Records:
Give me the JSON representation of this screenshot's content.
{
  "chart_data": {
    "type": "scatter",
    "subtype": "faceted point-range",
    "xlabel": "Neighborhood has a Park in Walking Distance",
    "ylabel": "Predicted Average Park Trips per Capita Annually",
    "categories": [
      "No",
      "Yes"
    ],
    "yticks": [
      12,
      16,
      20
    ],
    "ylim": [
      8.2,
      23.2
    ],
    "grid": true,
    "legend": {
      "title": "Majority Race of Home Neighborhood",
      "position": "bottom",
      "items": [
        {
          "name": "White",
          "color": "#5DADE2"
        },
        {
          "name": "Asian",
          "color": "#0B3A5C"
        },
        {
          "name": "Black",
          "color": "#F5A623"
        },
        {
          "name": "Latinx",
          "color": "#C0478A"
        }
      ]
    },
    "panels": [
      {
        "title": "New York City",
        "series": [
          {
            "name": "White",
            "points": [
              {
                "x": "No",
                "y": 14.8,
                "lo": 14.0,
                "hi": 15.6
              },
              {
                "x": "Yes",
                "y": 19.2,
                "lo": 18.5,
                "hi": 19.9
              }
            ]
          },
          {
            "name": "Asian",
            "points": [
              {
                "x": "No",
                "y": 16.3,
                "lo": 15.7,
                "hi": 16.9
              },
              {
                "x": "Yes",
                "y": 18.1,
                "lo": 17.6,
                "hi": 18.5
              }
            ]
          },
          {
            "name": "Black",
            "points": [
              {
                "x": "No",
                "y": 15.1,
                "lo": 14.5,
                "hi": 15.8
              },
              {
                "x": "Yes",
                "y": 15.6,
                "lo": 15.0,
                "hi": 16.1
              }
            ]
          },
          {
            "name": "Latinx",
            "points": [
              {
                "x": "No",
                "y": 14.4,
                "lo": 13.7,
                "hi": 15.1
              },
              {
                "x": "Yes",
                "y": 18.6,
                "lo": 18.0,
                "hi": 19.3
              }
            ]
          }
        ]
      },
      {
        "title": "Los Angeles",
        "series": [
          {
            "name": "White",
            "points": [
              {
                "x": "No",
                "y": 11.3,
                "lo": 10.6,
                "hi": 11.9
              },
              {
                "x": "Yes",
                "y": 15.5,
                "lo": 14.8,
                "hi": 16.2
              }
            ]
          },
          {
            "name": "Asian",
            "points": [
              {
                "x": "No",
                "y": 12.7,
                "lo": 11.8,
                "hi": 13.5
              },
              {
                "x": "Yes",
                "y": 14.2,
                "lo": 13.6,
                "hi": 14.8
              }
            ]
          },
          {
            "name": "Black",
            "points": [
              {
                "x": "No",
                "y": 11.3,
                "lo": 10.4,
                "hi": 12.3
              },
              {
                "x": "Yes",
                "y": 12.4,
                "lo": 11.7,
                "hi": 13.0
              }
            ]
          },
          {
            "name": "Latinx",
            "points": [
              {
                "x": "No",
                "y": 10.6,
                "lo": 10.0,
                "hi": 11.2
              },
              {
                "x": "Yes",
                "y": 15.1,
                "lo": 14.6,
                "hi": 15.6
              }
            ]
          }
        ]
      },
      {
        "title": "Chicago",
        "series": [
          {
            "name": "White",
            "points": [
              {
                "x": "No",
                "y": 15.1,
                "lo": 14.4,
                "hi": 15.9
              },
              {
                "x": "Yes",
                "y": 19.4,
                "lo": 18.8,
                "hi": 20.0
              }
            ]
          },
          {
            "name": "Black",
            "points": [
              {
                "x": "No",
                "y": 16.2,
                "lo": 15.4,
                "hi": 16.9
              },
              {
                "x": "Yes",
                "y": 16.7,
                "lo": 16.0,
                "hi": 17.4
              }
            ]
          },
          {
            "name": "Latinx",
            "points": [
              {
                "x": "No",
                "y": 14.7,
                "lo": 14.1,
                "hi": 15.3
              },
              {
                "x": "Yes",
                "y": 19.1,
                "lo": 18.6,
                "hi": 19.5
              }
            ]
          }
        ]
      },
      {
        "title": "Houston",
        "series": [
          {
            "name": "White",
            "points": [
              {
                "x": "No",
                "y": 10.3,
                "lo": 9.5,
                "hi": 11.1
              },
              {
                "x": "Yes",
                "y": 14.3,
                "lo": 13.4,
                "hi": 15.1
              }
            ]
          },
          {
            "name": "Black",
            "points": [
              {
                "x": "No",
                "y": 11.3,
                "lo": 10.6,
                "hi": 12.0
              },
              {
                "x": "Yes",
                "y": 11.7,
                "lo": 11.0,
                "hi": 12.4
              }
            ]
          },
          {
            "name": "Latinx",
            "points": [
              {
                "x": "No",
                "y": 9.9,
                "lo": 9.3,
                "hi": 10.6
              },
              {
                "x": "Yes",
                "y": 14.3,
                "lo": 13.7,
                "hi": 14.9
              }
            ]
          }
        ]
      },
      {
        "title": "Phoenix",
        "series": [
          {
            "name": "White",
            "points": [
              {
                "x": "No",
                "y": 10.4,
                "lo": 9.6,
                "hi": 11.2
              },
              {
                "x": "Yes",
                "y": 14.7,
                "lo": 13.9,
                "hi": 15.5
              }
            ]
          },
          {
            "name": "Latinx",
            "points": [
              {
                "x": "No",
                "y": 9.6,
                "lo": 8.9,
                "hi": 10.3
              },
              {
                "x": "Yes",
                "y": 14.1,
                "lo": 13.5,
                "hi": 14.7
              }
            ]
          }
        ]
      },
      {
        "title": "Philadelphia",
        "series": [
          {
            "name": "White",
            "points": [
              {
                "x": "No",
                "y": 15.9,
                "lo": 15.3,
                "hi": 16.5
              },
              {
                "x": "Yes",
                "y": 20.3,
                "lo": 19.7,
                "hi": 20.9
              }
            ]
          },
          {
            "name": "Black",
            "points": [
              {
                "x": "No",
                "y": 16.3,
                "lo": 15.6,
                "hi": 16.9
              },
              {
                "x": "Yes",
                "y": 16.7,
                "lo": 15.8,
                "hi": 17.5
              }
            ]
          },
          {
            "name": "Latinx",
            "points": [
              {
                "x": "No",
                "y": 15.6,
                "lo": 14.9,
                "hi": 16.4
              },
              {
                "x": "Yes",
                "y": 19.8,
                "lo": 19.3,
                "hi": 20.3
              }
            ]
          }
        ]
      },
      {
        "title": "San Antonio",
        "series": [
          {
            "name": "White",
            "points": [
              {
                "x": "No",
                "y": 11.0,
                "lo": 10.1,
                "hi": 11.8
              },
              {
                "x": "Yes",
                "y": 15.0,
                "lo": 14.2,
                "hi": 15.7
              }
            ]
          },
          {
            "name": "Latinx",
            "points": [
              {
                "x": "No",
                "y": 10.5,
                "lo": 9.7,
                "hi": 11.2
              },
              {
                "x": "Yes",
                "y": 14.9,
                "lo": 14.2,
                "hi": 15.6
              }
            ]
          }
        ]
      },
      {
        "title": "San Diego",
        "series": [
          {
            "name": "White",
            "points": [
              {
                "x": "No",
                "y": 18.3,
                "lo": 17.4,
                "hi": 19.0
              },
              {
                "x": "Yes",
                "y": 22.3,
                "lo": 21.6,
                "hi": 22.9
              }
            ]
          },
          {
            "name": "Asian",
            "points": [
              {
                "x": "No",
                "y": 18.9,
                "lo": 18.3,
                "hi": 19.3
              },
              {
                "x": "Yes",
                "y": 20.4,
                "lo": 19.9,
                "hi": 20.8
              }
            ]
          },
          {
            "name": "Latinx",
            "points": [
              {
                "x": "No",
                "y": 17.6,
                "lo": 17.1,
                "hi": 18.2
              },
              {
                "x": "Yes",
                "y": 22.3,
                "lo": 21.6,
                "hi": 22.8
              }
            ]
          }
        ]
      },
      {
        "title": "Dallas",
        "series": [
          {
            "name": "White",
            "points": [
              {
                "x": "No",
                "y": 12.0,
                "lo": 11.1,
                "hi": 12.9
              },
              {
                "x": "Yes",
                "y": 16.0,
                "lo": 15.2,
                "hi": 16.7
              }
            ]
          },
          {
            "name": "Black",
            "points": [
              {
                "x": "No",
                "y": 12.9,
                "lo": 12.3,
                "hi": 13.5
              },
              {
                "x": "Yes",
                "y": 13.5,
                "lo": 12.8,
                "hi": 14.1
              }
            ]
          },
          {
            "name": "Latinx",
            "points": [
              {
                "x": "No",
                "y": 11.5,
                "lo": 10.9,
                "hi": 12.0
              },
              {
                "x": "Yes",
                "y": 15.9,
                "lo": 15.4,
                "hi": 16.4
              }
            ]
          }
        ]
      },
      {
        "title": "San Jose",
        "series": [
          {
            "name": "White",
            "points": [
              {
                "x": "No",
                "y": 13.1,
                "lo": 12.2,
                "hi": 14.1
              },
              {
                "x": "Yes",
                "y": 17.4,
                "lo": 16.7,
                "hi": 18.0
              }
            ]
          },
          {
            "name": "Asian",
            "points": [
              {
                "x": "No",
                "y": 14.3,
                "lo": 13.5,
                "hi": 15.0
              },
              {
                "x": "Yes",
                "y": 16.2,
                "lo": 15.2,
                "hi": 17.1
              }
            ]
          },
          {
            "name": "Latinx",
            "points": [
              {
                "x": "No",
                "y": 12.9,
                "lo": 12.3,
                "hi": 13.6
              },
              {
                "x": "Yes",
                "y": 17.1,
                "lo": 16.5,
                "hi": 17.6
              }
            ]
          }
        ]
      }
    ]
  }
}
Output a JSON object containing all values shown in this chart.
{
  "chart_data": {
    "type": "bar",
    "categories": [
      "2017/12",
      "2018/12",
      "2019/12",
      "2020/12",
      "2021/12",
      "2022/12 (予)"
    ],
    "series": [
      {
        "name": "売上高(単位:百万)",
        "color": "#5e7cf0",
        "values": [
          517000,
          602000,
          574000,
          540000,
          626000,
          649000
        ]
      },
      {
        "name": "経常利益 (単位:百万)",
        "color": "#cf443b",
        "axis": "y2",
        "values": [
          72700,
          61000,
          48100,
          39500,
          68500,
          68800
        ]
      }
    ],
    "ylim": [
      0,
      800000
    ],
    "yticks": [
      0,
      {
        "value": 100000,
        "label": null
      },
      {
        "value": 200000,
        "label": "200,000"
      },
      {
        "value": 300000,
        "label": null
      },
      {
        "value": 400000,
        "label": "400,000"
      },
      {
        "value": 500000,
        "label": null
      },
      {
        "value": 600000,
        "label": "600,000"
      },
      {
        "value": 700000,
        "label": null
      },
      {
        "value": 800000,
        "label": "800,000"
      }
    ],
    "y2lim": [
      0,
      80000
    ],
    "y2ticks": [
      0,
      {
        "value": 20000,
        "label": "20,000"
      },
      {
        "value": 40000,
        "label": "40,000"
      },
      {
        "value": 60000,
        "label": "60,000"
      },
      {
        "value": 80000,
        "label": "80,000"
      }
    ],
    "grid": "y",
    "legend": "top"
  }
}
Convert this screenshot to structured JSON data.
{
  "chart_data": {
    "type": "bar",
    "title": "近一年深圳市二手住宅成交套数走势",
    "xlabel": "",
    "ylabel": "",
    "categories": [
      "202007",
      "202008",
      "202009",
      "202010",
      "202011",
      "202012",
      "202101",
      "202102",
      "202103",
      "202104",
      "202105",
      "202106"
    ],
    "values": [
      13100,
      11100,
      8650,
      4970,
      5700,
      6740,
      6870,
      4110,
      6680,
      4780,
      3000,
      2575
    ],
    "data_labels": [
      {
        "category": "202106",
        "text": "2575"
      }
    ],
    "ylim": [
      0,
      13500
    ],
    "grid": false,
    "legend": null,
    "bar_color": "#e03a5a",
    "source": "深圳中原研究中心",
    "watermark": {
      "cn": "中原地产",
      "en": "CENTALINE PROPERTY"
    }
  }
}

What the task asks: Count how many lines above contain the word "ylabel". Reply with the number alone.

Full answer: 2